REQUIREMENT: Copy every line in which the string "Died" occurs.

§ §

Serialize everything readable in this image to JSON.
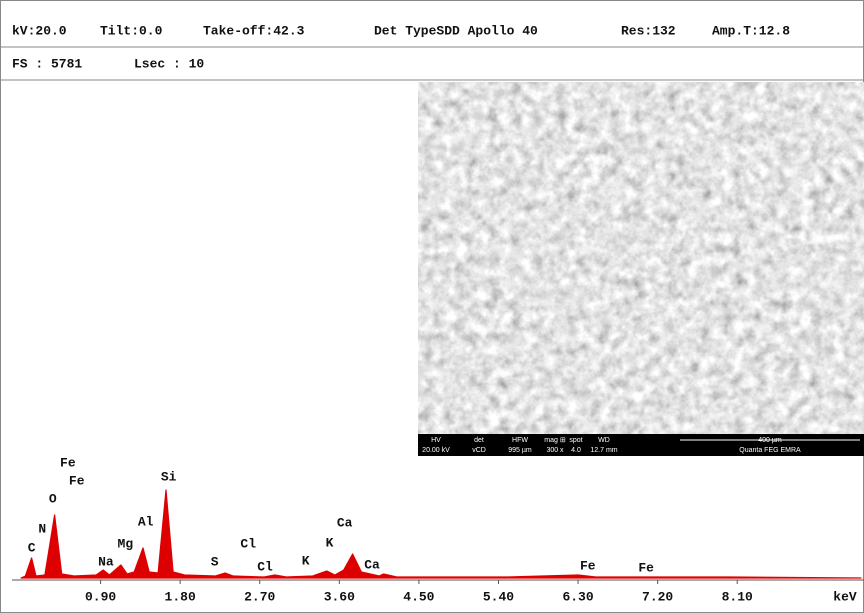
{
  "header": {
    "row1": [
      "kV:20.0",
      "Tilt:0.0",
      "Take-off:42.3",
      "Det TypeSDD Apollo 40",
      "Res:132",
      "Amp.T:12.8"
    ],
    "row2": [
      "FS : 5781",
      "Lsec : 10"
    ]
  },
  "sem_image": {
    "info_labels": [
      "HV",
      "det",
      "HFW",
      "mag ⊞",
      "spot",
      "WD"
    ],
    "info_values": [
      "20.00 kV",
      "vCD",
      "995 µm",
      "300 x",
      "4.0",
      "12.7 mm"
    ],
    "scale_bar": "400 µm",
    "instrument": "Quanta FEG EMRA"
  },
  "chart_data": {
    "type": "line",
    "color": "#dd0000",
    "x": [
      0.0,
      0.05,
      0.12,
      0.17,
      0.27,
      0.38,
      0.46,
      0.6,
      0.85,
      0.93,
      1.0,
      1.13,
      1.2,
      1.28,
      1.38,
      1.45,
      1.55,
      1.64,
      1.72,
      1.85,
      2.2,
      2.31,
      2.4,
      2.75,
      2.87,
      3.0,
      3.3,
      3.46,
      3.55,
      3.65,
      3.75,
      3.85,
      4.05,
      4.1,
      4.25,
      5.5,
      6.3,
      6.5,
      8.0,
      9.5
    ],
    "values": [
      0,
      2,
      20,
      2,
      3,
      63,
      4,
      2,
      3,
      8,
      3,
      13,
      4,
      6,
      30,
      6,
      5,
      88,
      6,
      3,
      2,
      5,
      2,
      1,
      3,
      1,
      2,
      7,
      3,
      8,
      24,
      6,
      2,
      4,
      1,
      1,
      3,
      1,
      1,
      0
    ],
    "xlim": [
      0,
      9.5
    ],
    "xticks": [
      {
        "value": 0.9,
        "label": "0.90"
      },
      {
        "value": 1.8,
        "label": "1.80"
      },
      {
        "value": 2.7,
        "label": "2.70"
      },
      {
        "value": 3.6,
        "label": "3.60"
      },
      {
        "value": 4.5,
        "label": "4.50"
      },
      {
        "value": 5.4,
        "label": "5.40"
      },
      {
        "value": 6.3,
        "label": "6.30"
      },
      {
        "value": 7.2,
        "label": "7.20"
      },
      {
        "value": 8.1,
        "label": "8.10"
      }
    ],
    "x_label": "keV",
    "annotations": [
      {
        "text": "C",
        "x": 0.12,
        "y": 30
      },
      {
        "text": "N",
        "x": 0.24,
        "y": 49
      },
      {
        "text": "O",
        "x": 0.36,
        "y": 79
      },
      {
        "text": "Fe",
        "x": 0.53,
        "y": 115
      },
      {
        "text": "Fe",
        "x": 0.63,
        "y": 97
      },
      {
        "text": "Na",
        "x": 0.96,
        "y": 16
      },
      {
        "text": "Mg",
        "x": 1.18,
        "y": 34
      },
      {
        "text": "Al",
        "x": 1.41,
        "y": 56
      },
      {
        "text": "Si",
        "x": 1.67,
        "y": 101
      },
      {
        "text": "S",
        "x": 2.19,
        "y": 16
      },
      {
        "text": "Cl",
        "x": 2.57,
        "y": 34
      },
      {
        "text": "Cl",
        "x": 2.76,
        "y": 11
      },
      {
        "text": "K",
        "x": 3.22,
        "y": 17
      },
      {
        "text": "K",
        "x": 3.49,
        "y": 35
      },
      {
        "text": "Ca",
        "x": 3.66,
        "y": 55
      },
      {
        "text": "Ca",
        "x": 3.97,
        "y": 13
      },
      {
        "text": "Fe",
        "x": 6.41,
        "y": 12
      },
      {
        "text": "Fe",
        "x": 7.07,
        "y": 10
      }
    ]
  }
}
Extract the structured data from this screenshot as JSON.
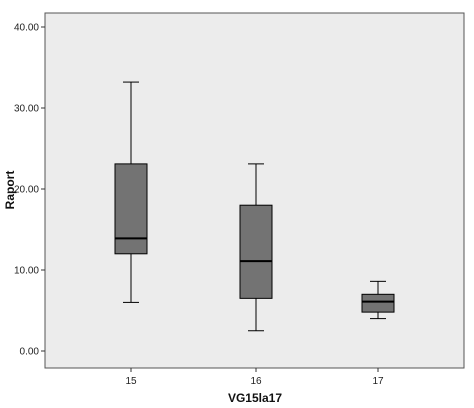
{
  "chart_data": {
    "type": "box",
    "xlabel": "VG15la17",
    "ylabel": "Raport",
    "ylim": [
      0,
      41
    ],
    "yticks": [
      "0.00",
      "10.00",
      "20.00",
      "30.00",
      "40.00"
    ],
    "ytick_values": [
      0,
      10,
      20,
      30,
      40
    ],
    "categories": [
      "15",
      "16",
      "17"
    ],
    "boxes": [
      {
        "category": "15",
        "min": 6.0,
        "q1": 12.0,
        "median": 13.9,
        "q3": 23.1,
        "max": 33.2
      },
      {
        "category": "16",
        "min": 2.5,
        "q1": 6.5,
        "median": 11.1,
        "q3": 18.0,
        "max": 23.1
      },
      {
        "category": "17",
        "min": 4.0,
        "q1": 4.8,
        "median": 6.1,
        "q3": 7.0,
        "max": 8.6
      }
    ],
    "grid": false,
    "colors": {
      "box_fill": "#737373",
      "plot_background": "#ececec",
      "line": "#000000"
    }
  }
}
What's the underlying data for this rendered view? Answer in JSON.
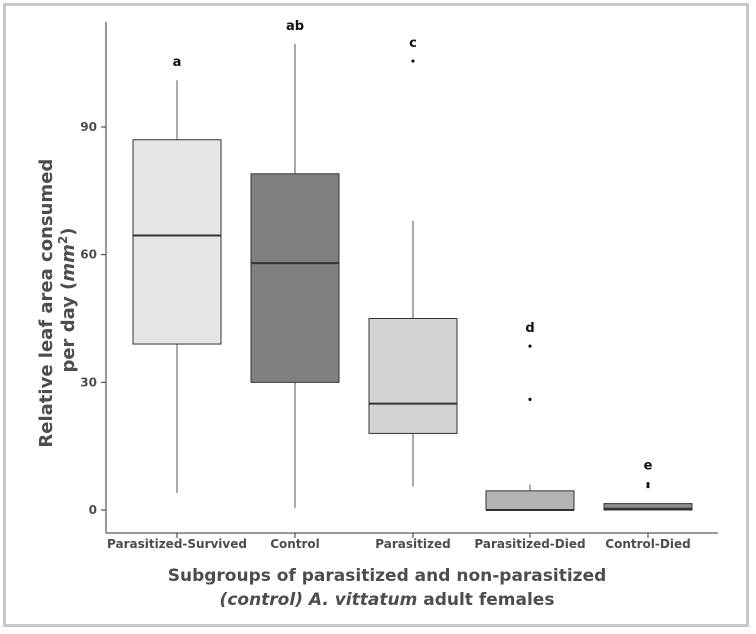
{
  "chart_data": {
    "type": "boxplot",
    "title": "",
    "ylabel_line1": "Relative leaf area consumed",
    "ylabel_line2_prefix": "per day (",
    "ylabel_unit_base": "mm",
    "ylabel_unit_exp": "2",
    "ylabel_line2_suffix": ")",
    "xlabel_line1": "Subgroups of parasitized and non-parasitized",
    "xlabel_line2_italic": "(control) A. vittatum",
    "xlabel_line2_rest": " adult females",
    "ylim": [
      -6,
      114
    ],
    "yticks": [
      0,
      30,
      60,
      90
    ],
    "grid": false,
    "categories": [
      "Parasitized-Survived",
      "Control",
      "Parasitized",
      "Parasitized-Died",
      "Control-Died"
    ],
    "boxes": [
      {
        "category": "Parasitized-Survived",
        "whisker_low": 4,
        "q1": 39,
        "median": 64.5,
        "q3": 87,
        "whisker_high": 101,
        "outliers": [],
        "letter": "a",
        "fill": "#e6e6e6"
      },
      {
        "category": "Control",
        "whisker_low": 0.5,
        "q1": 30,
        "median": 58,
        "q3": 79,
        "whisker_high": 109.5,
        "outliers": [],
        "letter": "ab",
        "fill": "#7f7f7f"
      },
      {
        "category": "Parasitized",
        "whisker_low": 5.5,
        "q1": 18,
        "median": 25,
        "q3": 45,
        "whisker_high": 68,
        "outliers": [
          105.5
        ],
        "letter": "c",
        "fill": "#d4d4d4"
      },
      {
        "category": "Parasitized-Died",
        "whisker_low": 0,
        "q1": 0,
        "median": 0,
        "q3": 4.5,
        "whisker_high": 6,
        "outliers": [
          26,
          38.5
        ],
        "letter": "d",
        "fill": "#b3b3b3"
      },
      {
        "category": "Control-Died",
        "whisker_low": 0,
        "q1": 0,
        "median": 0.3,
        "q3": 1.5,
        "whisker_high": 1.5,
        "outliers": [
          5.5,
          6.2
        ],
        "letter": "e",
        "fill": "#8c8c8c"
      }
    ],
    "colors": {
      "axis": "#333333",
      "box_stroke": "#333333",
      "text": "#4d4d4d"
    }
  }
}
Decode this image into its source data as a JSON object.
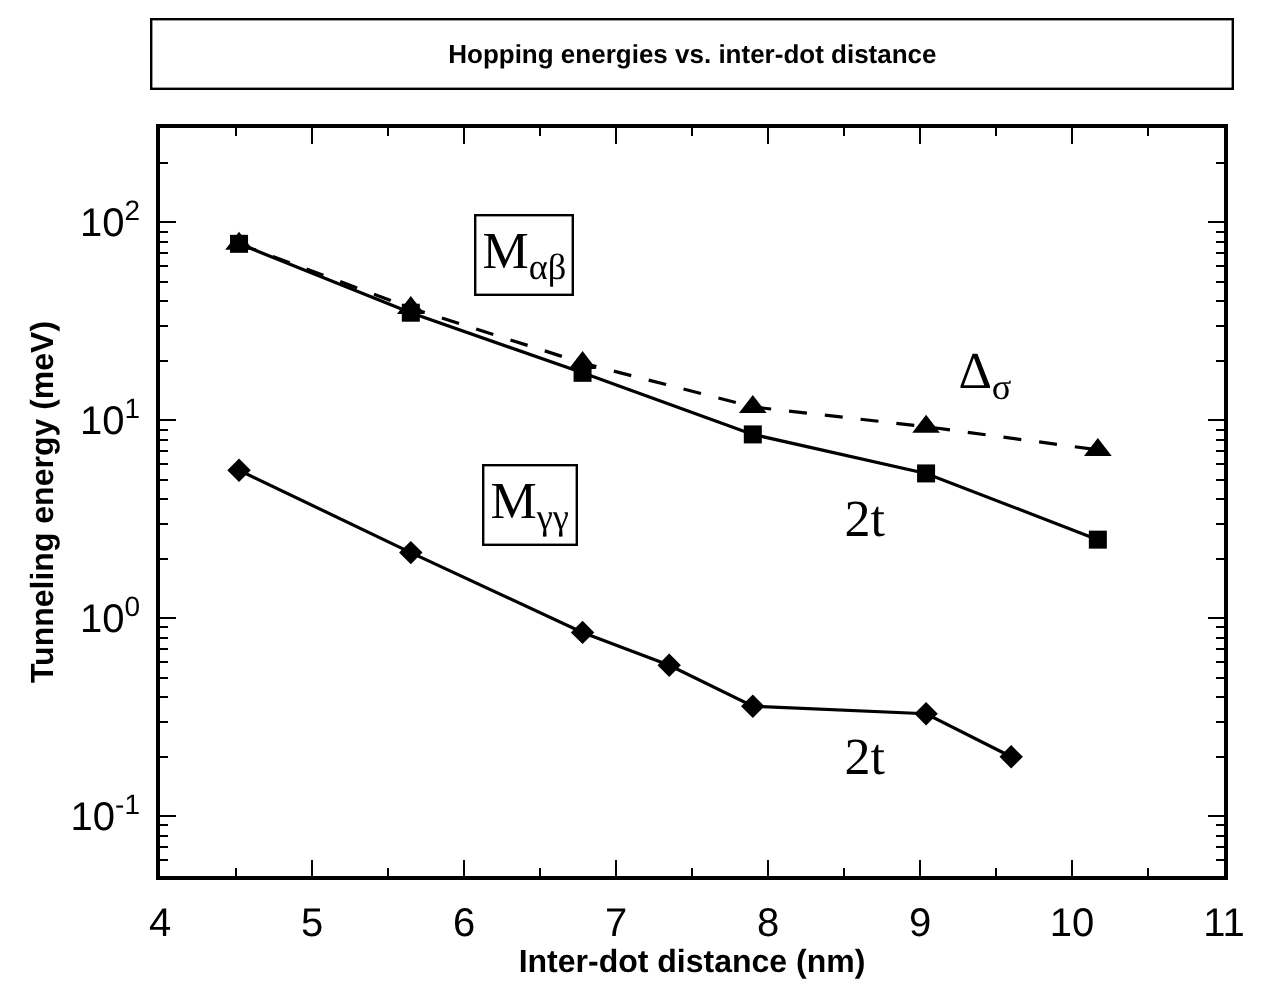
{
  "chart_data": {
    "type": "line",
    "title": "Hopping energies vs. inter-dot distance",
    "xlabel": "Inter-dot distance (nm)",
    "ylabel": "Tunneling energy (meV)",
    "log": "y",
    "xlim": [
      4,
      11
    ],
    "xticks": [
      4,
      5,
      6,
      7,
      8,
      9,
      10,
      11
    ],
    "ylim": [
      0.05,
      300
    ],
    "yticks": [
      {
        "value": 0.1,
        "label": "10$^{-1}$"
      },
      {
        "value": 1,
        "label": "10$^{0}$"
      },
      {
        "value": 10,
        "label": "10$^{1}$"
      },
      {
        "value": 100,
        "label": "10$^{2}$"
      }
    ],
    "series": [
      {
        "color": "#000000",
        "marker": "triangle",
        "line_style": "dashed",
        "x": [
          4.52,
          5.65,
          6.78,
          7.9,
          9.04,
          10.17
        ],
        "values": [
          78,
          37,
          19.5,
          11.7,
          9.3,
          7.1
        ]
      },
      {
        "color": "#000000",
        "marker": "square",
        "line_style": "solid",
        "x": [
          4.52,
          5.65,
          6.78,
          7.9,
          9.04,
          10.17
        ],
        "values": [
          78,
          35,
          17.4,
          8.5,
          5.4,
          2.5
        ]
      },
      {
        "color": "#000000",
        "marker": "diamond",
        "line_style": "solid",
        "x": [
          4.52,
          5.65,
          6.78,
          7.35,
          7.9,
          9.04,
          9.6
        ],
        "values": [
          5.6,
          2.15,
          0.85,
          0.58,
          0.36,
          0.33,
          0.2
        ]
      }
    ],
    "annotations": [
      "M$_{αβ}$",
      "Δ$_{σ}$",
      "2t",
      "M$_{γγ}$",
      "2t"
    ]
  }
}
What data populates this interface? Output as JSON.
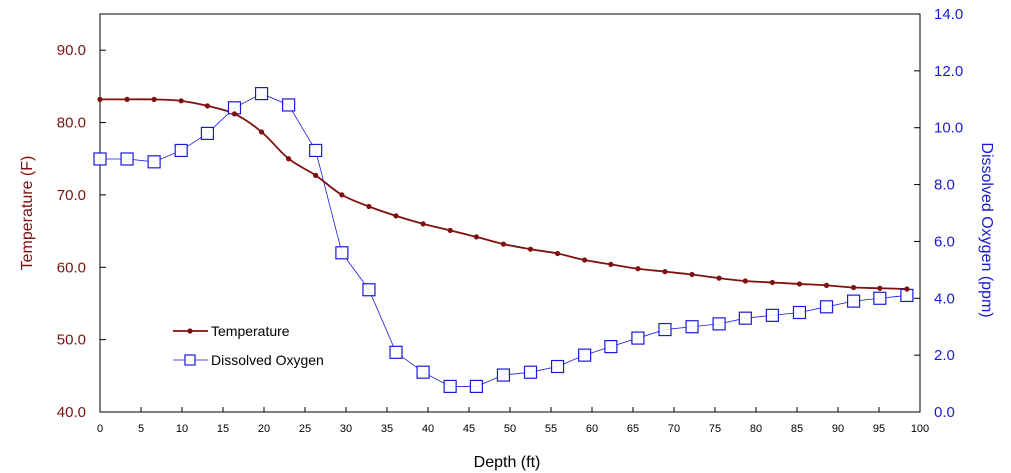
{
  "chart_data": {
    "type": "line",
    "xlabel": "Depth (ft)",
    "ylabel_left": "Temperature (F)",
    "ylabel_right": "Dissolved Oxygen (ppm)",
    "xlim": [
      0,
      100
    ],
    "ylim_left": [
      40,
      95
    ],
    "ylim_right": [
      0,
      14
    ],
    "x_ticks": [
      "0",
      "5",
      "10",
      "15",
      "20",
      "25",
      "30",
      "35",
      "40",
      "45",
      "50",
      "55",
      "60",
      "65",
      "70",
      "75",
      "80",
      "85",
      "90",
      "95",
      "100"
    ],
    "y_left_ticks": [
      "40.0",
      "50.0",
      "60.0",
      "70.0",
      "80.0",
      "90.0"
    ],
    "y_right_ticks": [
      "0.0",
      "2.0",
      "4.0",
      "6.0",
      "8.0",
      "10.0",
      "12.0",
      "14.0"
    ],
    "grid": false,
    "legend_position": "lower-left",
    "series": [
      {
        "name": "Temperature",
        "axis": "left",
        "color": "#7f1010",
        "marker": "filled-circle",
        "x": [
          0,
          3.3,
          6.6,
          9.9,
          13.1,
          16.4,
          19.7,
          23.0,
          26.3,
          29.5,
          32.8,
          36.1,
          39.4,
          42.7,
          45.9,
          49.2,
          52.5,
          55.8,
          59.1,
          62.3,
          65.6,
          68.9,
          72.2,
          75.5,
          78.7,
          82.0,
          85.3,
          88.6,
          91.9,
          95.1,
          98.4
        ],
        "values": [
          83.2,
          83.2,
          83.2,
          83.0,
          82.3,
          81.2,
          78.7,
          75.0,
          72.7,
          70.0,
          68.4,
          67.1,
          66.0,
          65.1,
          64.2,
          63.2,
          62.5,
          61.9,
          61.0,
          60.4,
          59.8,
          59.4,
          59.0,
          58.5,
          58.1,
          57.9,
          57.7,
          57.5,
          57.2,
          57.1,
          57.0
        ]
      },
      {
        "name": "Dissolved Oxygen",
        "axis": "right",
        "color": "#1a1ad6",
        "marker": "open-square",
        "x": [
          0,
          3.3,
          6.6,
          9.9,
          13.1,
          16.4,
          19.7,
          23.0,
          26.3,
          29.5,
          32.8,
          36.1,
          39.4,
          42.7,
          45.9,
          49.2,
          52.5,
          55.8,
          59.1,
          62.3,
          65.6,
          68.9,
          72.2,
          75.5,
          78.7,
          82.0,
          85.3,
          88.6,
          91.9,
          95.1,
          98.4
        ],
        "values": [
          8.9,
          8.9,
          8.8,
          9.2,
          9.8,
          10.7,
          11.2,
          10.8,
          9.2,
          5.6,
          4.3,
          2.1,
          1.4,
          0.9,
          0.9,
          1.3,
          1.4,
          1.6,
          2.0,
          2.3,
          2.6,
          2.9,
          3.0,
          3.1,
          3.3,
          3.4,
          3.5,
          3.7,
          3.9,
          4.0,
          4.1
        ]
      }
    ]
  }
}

§ §

COMPLETE RESPONSE:
      "Parasitized-Died",
      "Control-Died"
        "category": "Parasitized-Died",
        "category": "Control-Died",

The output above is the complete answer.